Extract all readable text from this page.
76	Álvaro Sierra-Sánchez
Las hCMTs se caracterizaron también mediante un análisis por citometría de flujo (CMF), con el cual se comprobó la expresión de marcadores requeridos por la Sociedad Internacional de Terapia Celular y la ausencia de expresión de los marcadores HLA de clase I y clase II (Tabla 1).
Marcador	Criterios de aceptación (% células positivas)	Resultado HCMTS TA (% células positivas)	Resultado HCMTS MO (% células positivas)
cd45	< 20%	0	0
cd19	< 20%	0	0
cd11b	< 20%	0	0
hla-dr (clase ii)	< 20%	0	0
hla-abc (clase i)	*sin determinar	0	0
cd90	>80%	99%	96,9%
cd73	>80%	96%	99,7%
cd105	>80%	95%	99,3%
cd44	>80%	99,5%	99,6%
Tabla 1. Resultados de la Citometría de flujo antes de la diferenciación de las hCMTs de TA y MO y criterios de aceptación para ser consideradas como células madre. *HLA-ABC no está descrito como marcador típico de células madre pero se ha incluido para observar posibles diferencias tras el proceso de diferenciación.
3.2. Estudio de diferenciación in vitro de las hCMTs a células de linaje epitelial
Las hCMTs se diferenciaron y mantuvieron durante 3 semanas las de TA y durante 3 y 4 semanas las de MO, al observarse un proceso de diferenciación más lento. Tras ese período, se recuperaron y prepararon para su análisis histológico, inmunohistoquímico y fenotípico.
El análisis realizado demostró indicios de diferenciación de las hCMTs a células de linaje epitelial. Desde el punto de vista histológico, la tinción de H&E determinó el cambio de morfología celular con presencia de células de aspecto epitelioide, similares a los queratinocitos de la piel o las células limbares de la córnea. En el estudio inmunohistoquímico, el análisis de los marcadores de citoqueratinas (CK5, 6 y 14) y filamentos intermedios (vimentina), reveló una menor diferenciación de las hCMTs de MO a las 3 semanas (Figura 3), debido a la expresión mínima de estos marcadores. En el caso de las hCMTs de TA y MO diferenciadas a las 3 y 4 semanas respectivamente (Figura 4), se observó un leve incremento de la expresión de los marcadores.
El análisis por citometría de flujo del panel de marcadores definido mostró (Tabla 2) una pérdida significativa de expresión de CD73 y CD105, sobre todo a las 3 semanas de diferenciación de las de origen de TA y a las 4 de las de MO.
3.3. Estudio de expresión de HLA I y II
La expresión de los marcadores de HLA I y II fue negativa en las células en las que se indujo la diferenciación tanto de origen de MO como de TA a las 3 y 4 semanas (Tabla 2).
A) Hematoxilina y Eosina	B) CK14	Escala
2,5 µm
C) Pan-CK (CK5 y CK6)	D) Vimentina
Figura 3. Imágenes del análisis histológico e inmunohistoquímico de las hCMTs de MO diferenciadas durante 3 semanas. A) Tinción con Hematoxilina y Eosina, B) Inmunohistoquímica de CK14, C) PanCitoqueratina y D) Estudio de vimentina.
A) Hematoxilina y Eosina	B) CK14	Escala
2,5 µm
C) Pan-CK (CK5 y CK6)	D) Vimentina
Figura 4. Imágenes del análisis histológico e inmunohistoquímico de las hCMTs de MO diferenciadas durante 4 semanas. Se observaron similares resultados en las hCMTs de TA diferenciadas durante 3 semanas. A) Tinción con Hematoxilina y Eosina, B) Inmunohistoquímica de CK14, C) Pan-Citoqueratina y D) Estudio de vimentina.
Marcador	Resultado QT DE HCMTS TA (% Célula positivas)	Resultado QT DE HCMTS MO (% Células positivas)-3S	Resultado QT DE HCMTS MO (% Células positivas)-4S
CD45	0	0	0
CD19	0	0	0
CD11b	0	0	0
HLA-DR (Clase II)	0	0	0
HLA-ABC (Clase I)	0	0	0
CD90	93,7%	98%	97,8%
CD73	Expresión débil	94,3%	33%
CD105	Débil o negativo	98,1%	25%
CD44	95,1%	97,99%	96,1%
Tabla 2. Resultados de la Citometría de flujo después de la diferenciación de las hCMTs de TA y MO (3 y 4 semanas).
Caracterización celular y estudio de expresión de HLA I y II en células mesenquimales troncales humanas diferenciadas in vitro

• _Description of the task_:
Print the material once more. Change nothing.

• _Output for this task_:
Extract all readable text from this page.
76	Álvaro Sierra-Sánchez
Las hCMTs se caracterizaron también mediante un análisis por citometría de flujo (CMF), con el cual se comprobó la expresión de marcadores requeridos por la Sociedad Internacional de Terapia Celular y la ausencia de expresión de los marcadores HLA de clase I y clase II (Tabla 1).
Marcador	Criterios de aceptación (% células positivas)	Resultado HCMTS TA (% células positivas)	Resultado HCMTS MO (% células positivas)
cd45	< 20%	0	0
cd19	< 20%	0	0
cd11b	< 20%	0	0
hla-dr (clase ii)	< 20%	0	0
hla-abc (clase i)	*sin determinar	0	0
cd90	>80%	99%	96,9%
cd73	>80%	96%	99,7%
cd105	>80%	95%	99,3%
cd44	>80%	99,5%	99,6%
Tabla 1. Resultados de la Citometría de flujo antes de la diferenciación de las hCMTs de TA y MO y criterios de aceptación para ser consideradas como células madre. *HLA-ABC no está descrito como marcador típico de células madre pero se ha incluido para observar posibles diferencias tras el proceso de diferenciación.
3.2. Estudio de diferenciación in vitro de las hCMTs a células de linaje epitelial
Las hCMTs se diferenciaron y mantuvieron durante 3 semanas las de TA y durante 3 y 4 semanas las de MO, al observarse un proceso de diferenciación más lento. Tras ese período, se recuperaron y prepararon para su análisis histológico, inmunohistoquímico y fenotípico.
El análisis realizado demostró indicios de diferenciación de las hCMTs a células de linaje epitelial. Desde el punto de vista histológico, la tinción de H&E determinó el cambio de morfología celular con presencia de células de aspecto epitelioide, similares a los queratinocitos de la piel o las células limbares de la córnea. En el estudio inmunohistoquímico, el análisis de los marcadores de citoqueratinas (CK5, 6 y 14) y filamentos intermedios (vimentina), reveló una menor diferenciación de las hCMTs de MO a las 3 semanas (Figura 3), debido a la expresión mínima de estos marcadores. En el caso de las hCMTs de TA y MO diferenciadas a las 3 y 4 semanas respectivamente (Figura 4), se observó un leve incremento de la expresión de los marcadores.
El análisis por citometría de flujo del panel de marcadores definido mostró (Tabla 2) una pérdida significativa de expresión de CD73 y CD105, sobre todo a las 3 semanas de diferenciación de las de origen de TA y a las 4 de las de MO.
3.3. Estudio de expresión de HLA I y II
La expresión de los marcadores de HLA I y II fue negativa en las células en las que se indujo la diferenciación tanto de origen de MO como de TA a las 3 y 4 semanas (Tabla 2).
A) Hematoxilina y Eosina	B) CK14	Escala
2,5 µm
C) Pan-CK (CK5 y CK6)	D) Vimentina
Figura 3. Imágenes del análisis histológico e inmunohistoquímico de las hCMTs de MO diferenciadas durante 3 semanas. A) Tinción con Hematoxilina y Eosina, B) Inmunohistoquímica de CK14, C) PanCitoqueratina y D) Estudio de vimentina.
A) Hematoxilina y Eosina	B) CK14	Escala
2,5 µm
C) Pan-CK (CK5 y CK6)	D) Vimentina
Figura 4. Imágenes del análisis histológico e inmunohistoquímico de las hCMTs de MO diferenciadas durante 4 semanas. Se observaron similares resultados en las hCMTs de TA diferenciadas durante 3 semanas. A) Tinción con Hematoxilina y Eosina, B) Inmunohistoquímica de CK14, C) Pan-Citoqueratina y D) Estudio de vimentina.
Marcador	Resultado QT DE HCMTS TA (% Célula positivas)	Resultado QT DE HCMTS MO (% Células positivas)-3S	Resultado QT DE HCMTS MO (% Células positivas)-4S
CD45	0	0	0
CD19	0	0	0
CD11b	0	0	0
HLA-DR (Clase II)	0	0	0
HLA-ABC (Clase I)	0	0	0
CD90	93,7%	98%	97,8%
CD73	Expresión débil	94,3%	33%
CD105	Débil o negativo	98,1%	25%
CD44	95,1%	97,99%	96,1%
Tabla 2. Resultados de la Citometría de flujo después de la diferenciación de las hCMTs de TA y MO (3 y 4 semanas).
Caracterización celular y estudio de expresión de HLA I y II en células mesenquimales troncales humanas diferenciadas in vitro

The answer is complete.